» To do:
Note each line where "this" appears, and copy it.

» Supplied entries:
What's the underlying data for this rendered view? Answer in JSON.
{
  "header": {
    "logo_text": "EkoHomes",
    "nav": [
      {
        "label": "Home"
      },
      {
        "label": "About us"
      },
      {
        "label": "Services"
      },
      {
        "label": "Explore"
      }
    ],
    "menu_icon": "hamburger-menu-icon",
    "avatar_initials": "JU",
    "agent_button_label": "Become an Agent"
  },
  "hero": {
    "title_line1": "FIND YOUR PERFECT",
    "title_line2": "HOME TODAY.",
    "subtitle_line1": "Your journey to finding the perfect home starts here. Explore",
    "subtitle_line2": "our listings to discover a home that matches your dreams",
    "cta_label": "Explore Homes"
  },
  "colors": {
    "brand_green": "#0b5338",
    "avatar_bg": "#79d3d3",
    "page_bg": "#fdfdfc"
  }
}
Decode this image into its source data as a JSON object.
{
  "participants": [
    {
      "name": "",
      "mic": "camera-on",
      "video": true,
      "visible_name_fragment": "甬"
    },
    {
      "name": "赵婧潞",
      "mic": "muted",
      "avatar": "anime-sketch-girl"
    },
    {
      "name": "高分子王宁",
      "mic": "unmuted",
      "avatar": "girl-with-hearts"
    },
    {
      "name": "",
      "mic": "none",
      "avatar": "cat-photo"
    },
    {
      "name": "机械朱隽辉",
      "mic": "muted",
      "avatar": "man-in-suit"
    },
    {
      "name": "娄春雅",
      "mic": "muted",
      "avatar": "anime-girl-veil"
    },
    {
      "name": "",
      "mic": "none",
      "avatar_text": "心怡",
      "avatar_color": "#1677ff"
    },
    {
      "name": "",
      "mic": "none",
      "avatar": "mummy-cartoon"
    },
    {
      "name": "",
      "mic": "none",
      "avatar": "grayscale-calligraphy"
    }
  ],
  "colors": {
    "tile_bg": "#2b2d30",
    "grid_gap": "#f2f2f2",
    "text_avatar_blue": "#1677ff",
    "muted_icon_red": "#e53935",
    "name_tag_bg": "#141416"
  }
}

» Answer to the exercise:
What's the underlying data for this rendered view? Answer in JSON.
Decode this image into its source data as a JSON object.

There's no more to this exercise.